### [Set problem]
Retype the records below word for word and omit any image.

(Stored items)

+++

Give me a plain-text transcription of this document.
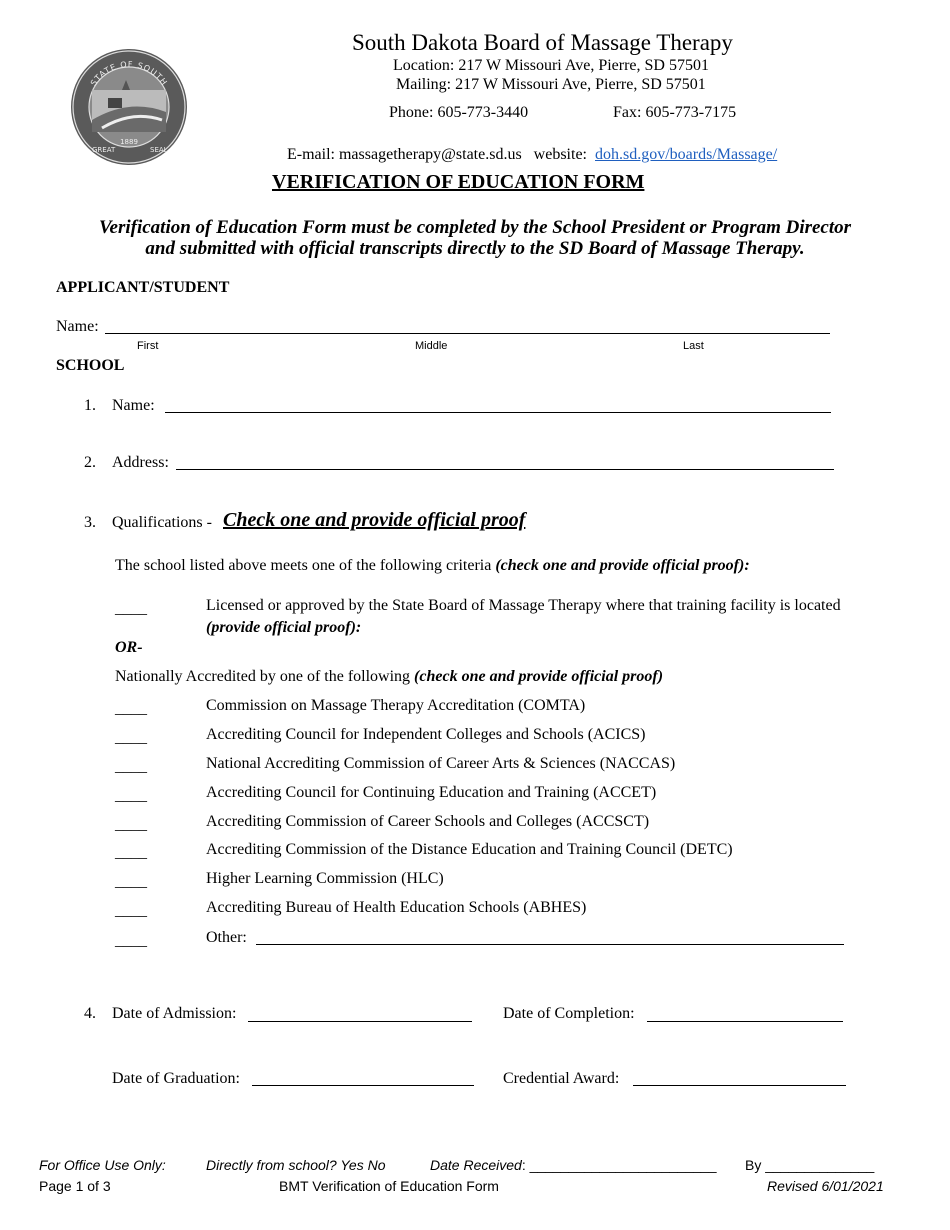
STATE OF SOUTH
GREAT	SEAL
1889
South Dakota Board of Massage Therapy
Location: 217 W Missouri Ave, Pierre, SD 57501
Mailing: 217 W Missouri Ave, Pierre, SD 57501
Phone: 605-773-3440	Fax: 605-773-7175
E-mail: massagetherapy@state.sd.us website: doh.sd.gov/boards/Massage/
VERIFICATION OF EDUCATION FORM
Verification of Education Form must be completed by the School President or Program Director
and submitted with official transcripts directly to the SD Board of Massage Therapy.
APPLICANT/STUDENT
Name:
First	Middle	Last
SCHOOL
1. Name:
2. Address:
3. Qualifications - Check one and provide official proof
The school listed above meets one of the following criteria (check one and provide official proof):
____	Licensed or approved by the State Board of Massage Therapy where that training facility is located
(provide official proof):
OR-
Nationally Accredited by one of the following (check one and provide official proof)
____	Commission on Massage Therapy Accreditation (COMTA)
____	Accrediting Council for Independent Colleges and Schools (ACICS)
____	National Accrediting Commission of Career Arts & Sciences (NACCAS)
____	Accrediting Council for Continuing Education and Training (ACCET)
____	Accrediting Commission of Career Schools and Colleges (ACCSCT)
____	Accrediting Commission of the Distance Education and Training Council (DETC)
____	Higher Learning Commission (HLC)
____	Accrediting Bureau of Health Education Schools (ABHES)
____	Other:
4. Date of Admission:	Date of Completion:
Date of Graduation:	Credential Award:
For Office Use Only:	Directly from school? Yes No	Date Received: ________________________ By ______________
Page 1 of 3	BMT Verification of Education Form	Revised 6/01/2021
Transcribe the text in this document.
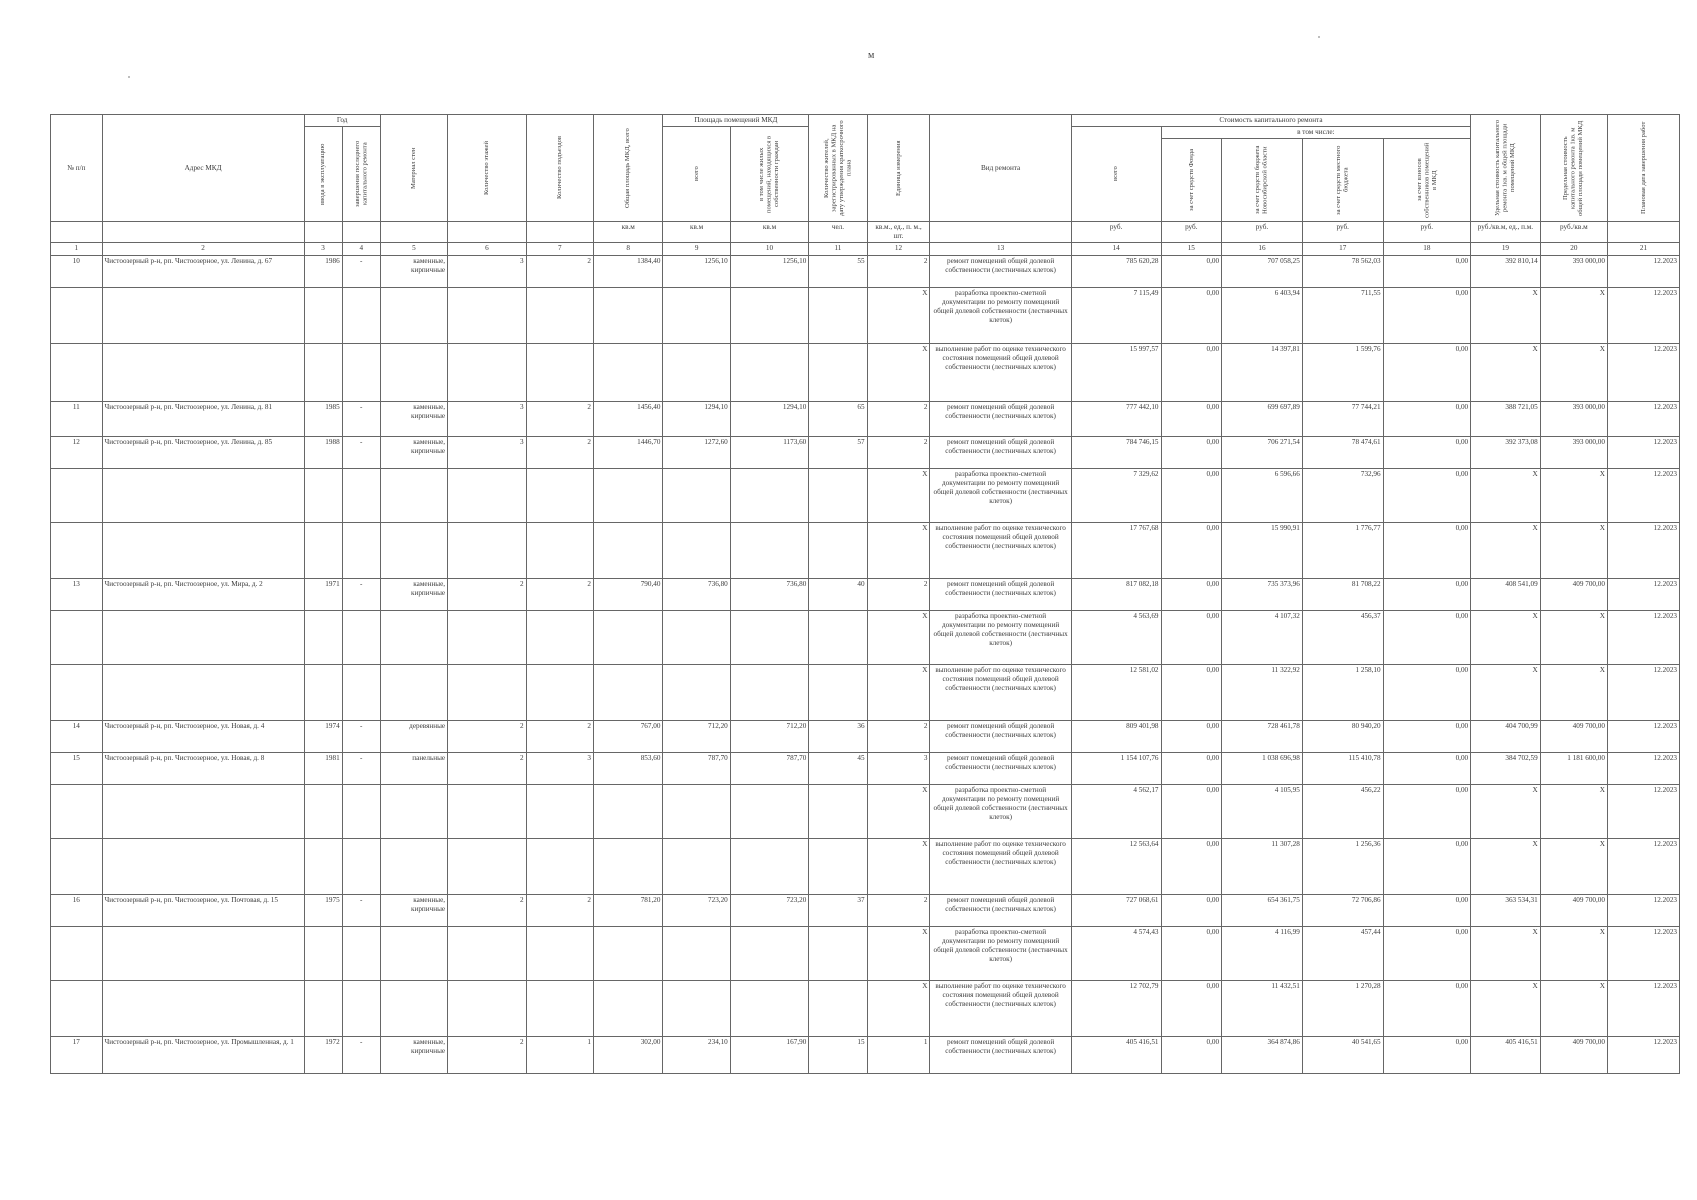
м
№ п/п	Адрес МКД	Год		Материал стен	Количество этажей	Количество подъездов	Общая площадь МКД, всего	Площадь помещений МКД		Количество жителей, зарегистрированных в МКД на дату утверждения краткосрочного плана	Единица измерения	Вид ремонта	Стоимость капитального ремонта					Удельная стоимость капитального ремонта 1кв. м общей площади помещений МКД	Предельная стоимость капитального ремонта 1кв. м общей площади помещений МКД	Плановая дата завершения работ

		ввода в эксплуатацию	завершения последнего капитального ремонта					всего	в том числе жилых помещений, находящихся в собственности граждан				всего	в том числе:						

														за счет средств Фонда	за счет средств бюджета Новосибирской области	за счет средств местного бюджета	за счет взносов собственников помещений в МКД			

							кв.м	кв.м	кв.м	чел.	кв.м., ед., п. м., шт.		руб.	руб.	руб.	руб.	руб.	руб./кв.м, ед., п.м.	руб./кв.м	
1	2	3	4	5	6	7	8	9	10	11	12	13	14	15	16	17	18	19	20	21
10	Чистоозерный р-н, рп. Чистоозерное, ул. Ленина, д. 67	1986	-	каменные, кирпичные	3	2	1384,40	1256,10	1256,10	55	2	ремонт помещений общей долевой собственности (лестничных клеток)	785 620,28	0,00	707 058,25	78 562,03	0,00	392 810,14	393 000,00	12.2023
											X	разработка проектно-сметной документации по ремонту помещений общей долевой собственности (лестничных клеток)	7 115,49	0,00	6 403,94	711,55	0,00	X	X	12.2023
											X	выполнение работ по оценке технического состояния помещений общей долевой собственности (лестничных клеток)	15 997,57	0,00	14 397,81	1 599,76	0,00	X	X	12.2023
11	Чистоозерный р-н, рп. Чистоозерное, ул. Ленина, д. 81	1985	-	каменные, кирпичные	3	2	1456,40	1294,10	1294,10	65	2	ремонт помещений общей долевой собственности (лестничных клеток)	777 442,10	0,00	699 697,89	77 744,21	0,00	388 721,05	393 000,00	12.2023
12	Чистоозерный р-н, рп. Чистоозерное, ул. Ленина, д. 85	1988	-	каменные, кирпичные	3	2	1446,70	1272,60	1173,60	57	2	ремонт помещений общей долевой собственности (лестничных клеток)	784 746,15	0,00	706 271,54	78 474,61	0,00	392 373,08	393 000,00	12.2023
											X	разработка проектно-сметной документации по ремонту помещений общей долевой собственности (лестничных клеток)	7 329,62	0,00	6 596,66	732,96	0,00	X	X	12.2023
											X	выполнение работ по оценке технического состояния помещений общей долевой собственности (лестничных клеток)	17 767,68	0,00	15 990,91	1 776,77	0,00	X	X	12.2023
13	Чистоозерный р-н, рп. Чистоозерное, ул. Мира, д. 2	1971	-	каменные, кирпичные	2	2	790,40	736,80	736,80	40	2	ремонт помещений общей долевой собственности (лестничных клеток)	817 082,18	0,00	735 373,96	81 708,22	0,00	408 541,09	409 700,00	12.2023
											X	разработка проектно-сметной документации по ремонту помещений общей долевой собственности (лестничных клеток)	4 563,69	0,00	4 107,32	456,37	0,00	X	X	12.2023
											X	выполнение работ по оценке технического состояния помещений общей долевой собственности (лестничных клеток)	12 581,02	0,00	11 322,92	1 258,10	0,00	X	X	12.2023
14	Чистоозерный р-н, рп. Чистоозерное, ул. Новая, д. 4	1974	-	деревянные	2	2	767,00	712,20	712,20	36	2	ремонт помещений общей долевой собственности (лестничных клеток)	809 401,98	0,00	728 461,78	80 940,20	0,00	404 700,99	409 700,00	12.2023
15	Чистоозерный р-н, рп. Чистоозерное, ул. Новая, д. 8	1981	-	панельные	2	3	853,60	787,70	787,70	45	3	ремонт помещений общей долевой собственности (лестничных клеток)	1 154 107,76	0,00	1 038 696,98	115 410,78	0,00	384 702,59	1 181 600,00	12.2023
											X	разработка проектно-сметной документации по ремонту помещений общей долевой собственности (лестничных клеток)	4 562,17	0,00	4 105,95	456,22	0,00	X	X	12.2023
											X	выполнение работ по оценке технического состояния помещений общей долевой собственности (лестничных клеток)	12 563,64	0,00	11 307,28	1 256,36	0,00	X	X	12.2023
16	Чистоозерный р-н, рп. Чистоозерное, ул. Почтовая, д. 15	1975	-	каменные, кирпичные	2	2	781,20	723,20	723,20	37	2	ремонт помещений общей долевой собственности (лестничных клеток)	727 068,61	0,00	654 361,75	72 706,86	0,00	363 534,31	409 700,00	12.2023
											X	разработка проектно-сметной документации по ремонту помещений общей долевой собственности (лестничных клеток)	4 574,43	0,00	4 116,99	457,44	0,00	X	X	12.2023
											X	выполнение работ по оценке технического состояния помещений общей долевой собственности (лестничных клеток)	12 702,79	0,00	11 432,51	1 270,28	0,00	X	X	12.2023
17	Чистоозерный р-н, рп. Чистоозерное, ул. Промышленная, д. 1	1972	-	каменные, кирпичные	2	1	302,00	234,10	167,90	15	1	ремонт помещений общей долевой собственности (лестничных клеток)	405 416,51	0,00	364 874,86	40 541,65	0,00	405 416,51	409 700,00	12.2023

+++

### [Correct output]
Give me a plain-text transcription of this document.
STATE OF SOUTH
GREAT	SEAL
1889
South Dakota Board of Massage Therapy
Location: 217 W Missouri Ave, Pierre, SD 57501
Mailing: 217 W Missouri Ave, Pierre, SD 57501
Phone: 605-773-3440	Fax: 605-773-7175
E-mail: massagetherapy@state.sd.us website: doh.sd.gov/boards/Massage/
VERIFICATION OF EDUCATION FORM
Verification of Education Form must be completed by the School President or Program Director
and submitted with official transcripts directly to the SD Board of Massage Therapy.
APPLICANT/STUDENT
Name:
First	Middle	Last
SCHOOL
1. Name:
2. Address:
3. Qualifications - Check one and provide official proof
The school listed above meets one of the following criteria (check one and provide official proof):
____	Licensed or approved by the State Board of Massage Therapy where that training facility is located
(provide official proof):
OR-
Nationally Accredited by one of the following (check one and provide official proof)
____	Commission on Massage Therapy Accreditation (COMTA)
____	Accrediting Council for Independent Colleges and Schools (ACICS)
____	National Accrediting Commission of Career Arts & Sciences (NACCAS)
____	Accrediting Council for Continuing Education and Training (ACCET)
____	Accrediting Commission of Career Schools and Colleges (ACCSCT)
____	Accrediting Commission of the Distance Education and Training Council (DETC)
____	Higher Learning Commission (HLC)
____	Accrediting Bureau of Health Education Schools (ABHES)
____	Other:
4. Date of Admission:	Date of Completion:
Date of Graduation:	Credential Award:
For Office Use Only:	Directly from school? Yes No	Date Received: ________________________ By ______________
Page 1 of 3	BMT Verification of Education Form	Revised 6/01/2021
Transcribe the text in this document.
м
№ п/п	Адрес МКД	Год		Материал стен	Количество этажей	Количество подъездов	Общая площадь МКД, всего	Площадь помещений МКД		Количество жителей, зарегистрированных в МКД на дату утверждения краткосрочного плана	Единица измерения	Вид ремонта	Стоимость капитального ремонта					Удельная стоимость капитального ремонта 1кв. м общей площади помещений МКД	Предельная стоимость капитального ремонта 1кв. м общей площади помещений МКД	Плановая дата завершения работ

		ввода в эксплуатацию	завершения последнего капитального ремонта					всего	в том числе жилых помещений, находящихся в собственности граждан				всего	в том числе:						

														за счет средств Фонда	за счет средств бюджета Новосибирской области	за счет средств местного бюджета	за счет взносов собственников помещений в МКД			

							кв.м	кв.м	кв.м	чел.	кв.м., ед., п. м., шт.		руб.	руб.	руб.	руб.	руб.	руб./кв.м, ед., п.м.	руб./кв.м	
1	2	3	4	5	6	7	8	9	10	11	12	13	14	15	16	17	18	19	20	21
10	Чистоозерный р-н, рп. Чистоозерное, ул. Ленина, д. 67	1986	-	каменные, кирпичные	3	2	1384,40	1256,10	1256,10	55	2	ремонт помещений общей долевой собственности (лестничных клеток)	785 620,28	0,00	707 058,25	78 562,03	0,00	392 810,14	393 000,00	12.2023
											X	разработка проектно-сметной документации по ремонту помещений общей долевой собственности (лестничных клеток)	7 115,49	0,00	6 403,94	711,55	0,00	X	X	12.2023
											X	выполнение работ по оценке технического состояния помещений общей долевой собственности (лестничных клеток)	15 997,57	0,00	14 397,81	1 599,76	0,00	X	X	12.2023
11	Чистоозерный р-н, рп. Чистоозерное, ул. Ленина, д. 81	1985	-	каменные, кирпичные	3	2	1456,40	1294,10	1294,10	65	2	ремонт помещений общей долевой собственности (лестничных клеток)	777 442,10	0,00	699 697,89	77 744,21	0,00	388 721,05	393 000,00	12.2023
12	Чистоозерный р-н, рп. Чистоозерное, ул. Ленина, д. 85	1988	-	каменные, кирпичные	3	2	1446,70	1272,60	1173,60	57	2	ремонт помещений общей долевой собственности (лестничных клеток)	784 746,15	0,00	706 271,54	78 474,61	0,00	392 373,08	393 000,00	12.2023
											X	разработка проектно-сметной документации по ремонту помещений общей долевой собственности (лестничных клеток)	7 329,62	0,00	6 596,66	732,96	0,00	X	X	12.2023
											X	выполнение работ по оценке технического состояния помещений общей долевой собственности (лестничных клеток)	17 767,68	0,00	15 990,91	1 776,77	0,00	X	X	12.2023
13	Чистоозерный р-н, рп. Чистоозерное, ул. Мира, д. 2	1971	-	каменные, кирпичные	2	2	790,40	736,80	736,80	40	2	ремонт помещений общей долевой собственности (лестничных клеток)	817 082,18	0,00	735 373,96	81 708,22	0,00	408 541,09	409 700,00	12.2023
											X	разработка проектно-сметной документации по ремонту помещений общей долевой собственности (лестничных клеток)	4 563,69	0,00	4 107,32	456,37	0,00	X	X	12.2023
											X	выполнение работ по оценке технического состояния помещений общей долевой собственности (лестничных клеток)	12 581,02	0,00	11 322,92	1 258,10	0,00	X	X	12.2023
14	Чистоозерный р-н, рп. Чистоозерное, ул. Новая, д. 4	1974	-	деревянные	2	2	767,00	712,20	712,20	36	2	ремонт помещений общей долевой собственности (лестничных клеток)	809 401,98	0,00	728 461,78	80 940,20	0,00	404 700,99	409 700,00	12.2023
15	Чистоозерный р-н, рп. Чистоозерное, ул. Новая, д. 8	1981	-	панельные	2	3	853,60	787,70	787,70	45	3	ремонт помещений общей долевой собственности (лестничных клеток)	1 154 107,76	0,00	1 038 696,98	115 410,78	0,00	384 702,59	1 181 600,00	12.2023
											X	разработка проектно-сметной документации по ремонту помещений общей долевой собственности (лестничных клеток)	4 562,17	0,00	4 105,95	456,22	0,00	X	X	12.2023
											X	выполнение работ по оценке технического состояния помещений общей долевой собственности (лестничных клеток)	12 563,64	0,00	11 307,28	1 256,36	0,00	X	X	12.2023
16	Чистоозерный р-н, рп. Чистоозерное, ул. Почтовая, д. 15	1975	-	каменные, кирпичные	2	2	781,20	723,20	723,20	37	2	ремонт помещений общей долевой собственности (лестничных клеток)	727 068,61	0,00	654 361,75	72 706,86	0,00	363 534,31	409 700,00	12.2023
											X	разработка проектно-сметной документации по ремонту помещений общей долевой собственности (лестничных клеток)	4 574,43	0,00	4 116,99	457,44	0,00	X	X	12.2023
											X	выполнение работ по оценке технического состояния помещений общей долевой собственности (лестничных клеток)	12 702,79	0,00	11 432,51	1 270,28	0,00	X	X	12.2023
17	Чистоозерный р-н, рп. Чистоозерное, ул. Промышленная, д. 1	1972	-	каменные, кирпичные	2	1	302,00	234,10	167,90	15	1	ремонт помещений общей долевой собственности (лестничных клеток)	405 416,51	0,00	364 874,86	40 541,65	0,00	405 416,51	409 700,00	12.2023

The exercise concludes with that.